## Exercise description
Transcribe the listing that follows in full, omitting pictures.

## Provided records
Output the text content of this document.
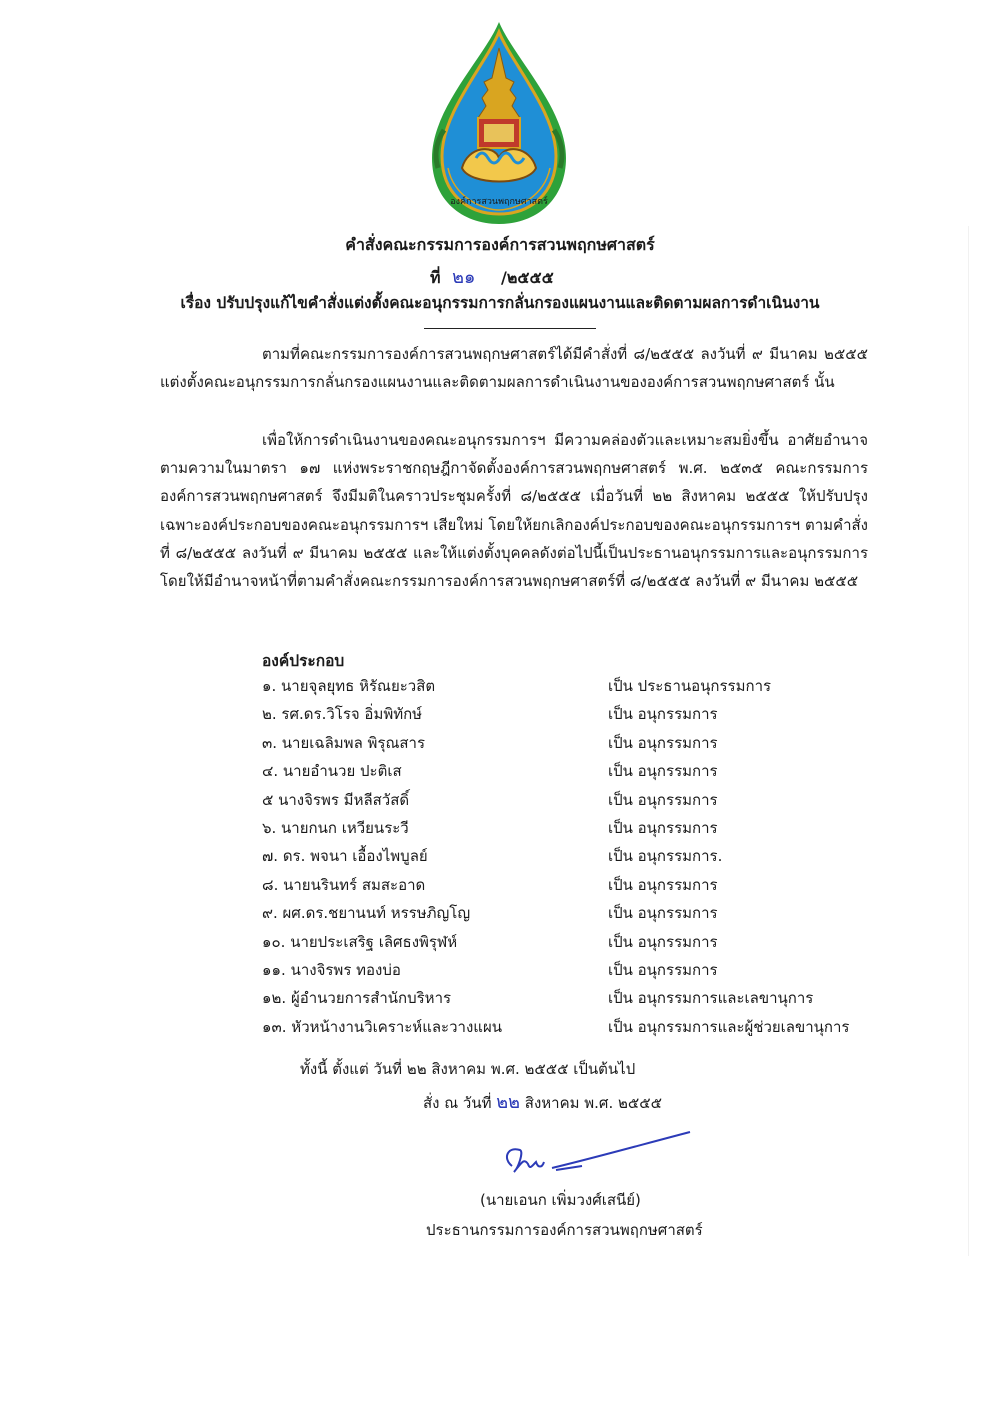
องค์การสวนพฤกษศาสตร์
คำสั่งคณะกรรมการองค์การสวนพฤกษศาสตร์
ที่ ๒๑ /๒๕๕๕
เรื่อง ปรับปรุงแก้ไขคำสั่งแต่งตั้งคณะอนุกรรมการกลั่นกรองแผนงานและติดตามผลการดำเนินงาน
ตามที่คณะกรรมการองค์การสวนพฤกษศาสตร์ได้มีคำสั่งที่ ๘/๒๕๕๕ ลงวันที่ ๙ มีนาคม ๒๕๕๕ แต่งตั้งคณะอนุกรรมการกลั่นกรองแผนงานและติดตามผลการดำเนินงานขององค์การสวนพฤกษศาสตร์ นั้น
เพื่อให้การดำเนินงานของคณะอนุกรรมการฯ มีความคล่องตัวและเหมาะสมยิ่งขึ้น อาศัยอำนาจตามความในมาตรา ๑๗ แห่งพระราชกฤษฎีกาจัดตั้งองค์การสวนพฤกษศาสตร์ พ.ศ. ๒๕๓๕ คณะกรรมการองค์การสวนพฤกษศาสตร์ จึงมีมติในคราวประชุมครั้งที่ ๘/๒๕๕๕ เมื่อวันที่ ๒๒ สิงหาคม ๒๕๕๕ ให้ปรับปรุงเฉพาะองค์ประกอบของคณะอนุกรรมการฯ เสียใหม่ โดยให้ยกเลิกองค์ประกอบของคณะอนุกรรมการฯ ตามคำสั่งที่ ๘/๒๕๕๕ ลงวันที่ ๙ มีนาคม ๒๕๕๕ และให้แต่งตั้งบุคคลดังต่อไปนี้เป็นประธานอนุกรรมการและอนุกรรมการ โดยให้มีอำนาจหน้าที่ตามคำสั่งคณะกรรมการองค์การสวนพฤกษศาสตร์ที่ ๘/๒๕๕๕ ลงวันที่ ๙ มีนาคม ๒๕๕๕
องค์ประกอบ
๑. นายจุลยุทธ หิรัณยะวสิต	เป็น ประธานอนุกรรมการ
๒. รศ.ดร.วิโรจ อิ่มพิทักษ์	เป็น อนุกรรมการ
๓. นายเฉลิมพล พิรุณสาร	เป็น อนุกรรมการ
๔. นายอำนวย ปะติเส	เป็น อนุกรรมการ
๕ นางจิรพร มีหลีสวัสดิ์	เป็น อนุกรรมการ
๖. นายกนก เหวียนระวี	เป็น อนุกรรมการ
๗. ดร. พจนา เอื้องไพบูลย์	เป็น อนุกรรมการ.
๘. นายนรินทร์ สมสะอาด	เป็น อนุกรรมการ
๙. ผศ.ดร.ชยานนท์ หรรษภิญโญ	เป็น อนุกรรมการ
๑๐. นายประเสริฐ เลิศธงพิรุฬห์	เป็น อนุกรรมการ
๑๑. นางจิรพร ทองบ่อ	เป็น อนุกรรมการ
๑๒. ผู้อำนวยการสำนักบริหาร	เป็น อนุกรรมการและเลขานุการ
๑๓. หัวหน้างานวิเคราะห์และวางแผน	เป็น อนุกรรมการและผู้ช่วยเลขานุการ
ทั้งนี้ ตั้งแต่ วันที่ ๒๒ สิงหาคม พ.ศ. ๒๕๕๕ เป็นต้นไป
สั่ง ณ วันที่ ๒๒ สิงหาคม พ.ศ. ๒๕๕๕
(นายเอนก เพิ่มวงศ์เสนีย์)
ประธานกรรมการองค์การสวนพฤกษศาสตร์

## Expected output
Output the text content of this document.
องค์การสวนพฤกษศาสตร์
คำสั่งคณะกรรมการองค์การสวนพฤกษศาสตร์
ที่ ๒๑ /๒๕๕๕
เรื่อง ปรับปรุงแก้ไขคำสั่งแต่งตั้งคณะอนุกรรมการกลั่นกรองแผนงานและติดตามผลการดำเนินงาน
ตามที่คณะกรรมการองค์การสวนพฤกษศาสตร์ได้มีคำสั่งที่ ๘/๒๕๕๕ ลงวันที่ ๙ มีนาคม ๒๕๕๕ แต่งตั้งคณะอนุกรรมการกลั่นกรองแผนงานและติดตามผลการดำเนินงานขององค์การสวนพฤกษศาสตร์ นั้น
เพื่อให้การดำเนินงานของคณะอนุกรรมการฯ มีความคล่องตัวและเหมาะสมยิ่งขึ้น อาศัยอำนาจตามความในมาตรา ๑๗ แห่งพระราชกฤษฎีกาจัดตั้งองค์การสวนพฤกษศาสตร์ พ.ศ. ๒๕๓๕ คณะกรรมการองค์การสวนพฤกษศาสตร์ จึงมีมติในคราวประชุมครั้งที่ ๘/๒๕๕๕ เมื่อวันที่ ๒๒ สิงหาคม ๒๕๕๕ ให้ปรับปรุงเฉพาะองค์ประกอบของคณะอนุกรรมการฯ เสียใหม่ โดยให้ยกเลิกองค์ประกอบของคณะอนุกรรมการฯ ตามคำสั่งที่ ๘/๒๕๕๕ ลงวันที่ ๙ มีนาคม ๒๕๕๕ และให้แต่งตั้งบุคคลดังต่อไปนี้เป็นประธานอนุกรรมการและอนุกรรมการ โดยให้มีอำนาจหน้าที่ตามคำสั่งคณะกรรมการองค์การสวนพฤกษศาสตร์ที่ ๘/๒๕๕๕ ลงวันที่ ๙ มีนาคม ๒๕๕๕
องค์ประกอบ
๑. นายจุลยุทธ หิรัณยะวสิต	เป็น ประธานอนุกรรมการ
๒. รศ.ดร.วิโรจ อิ่มพิทักษ์	เป็น อนุกรรมการ
๓. นายเฉลิมพล พิรุณสาร	เป็น อนุกรรมการ
๔. นายอำนวย ปะติเส	เป็น อนุกรรมการ
๕ นางจิรพร มีหลีสวัสดิ์	เป็น อนุกรรมการ
๖. นายกนก เหวียนระวี	เป็น อนุกรรมการ
๗. ดร. พจนา เอื้องไพบูลย์	เป็น อนุกรรมการ.
๘. นายนรินทร์ สมสะอาด	เป็น อนุกรรมการ
๙. ผศ.ดร.ชยานนท์ หรรษภิญโญ	เป็น อนุกรรมการ
๑๐. นายประเสริฐ เลิศธงพิรุฬห์	เป็น อนุกรรมการ
๑๑. นางจิรพร ทองบ่อ	เป็น อนุกรรมการ
๑๒. ผู้อำนวยการสำนักบริหาร	เป็น อนุกรรมการและเลขานุการ
๑๓. หัวหน้างานวิเคราะห์และวางแผน	เป็น อนุกรรมการและผู้ช่วยเลขานุการ
ทั้งนี้ ตั้งแต่ วันที่ ๒๒ สิงหาคม พ.ศ. ๒๕๕๕ เป็นต้นไป
สั่ง ณ วันที่ ๒๒ สิงหาคม พ.ศ. ๒๕๕๕
(นายเอนก เพิ่มวงศ์เสนีย์)
ประธานกรรมการองค์การสวนพฤกษศาสตร์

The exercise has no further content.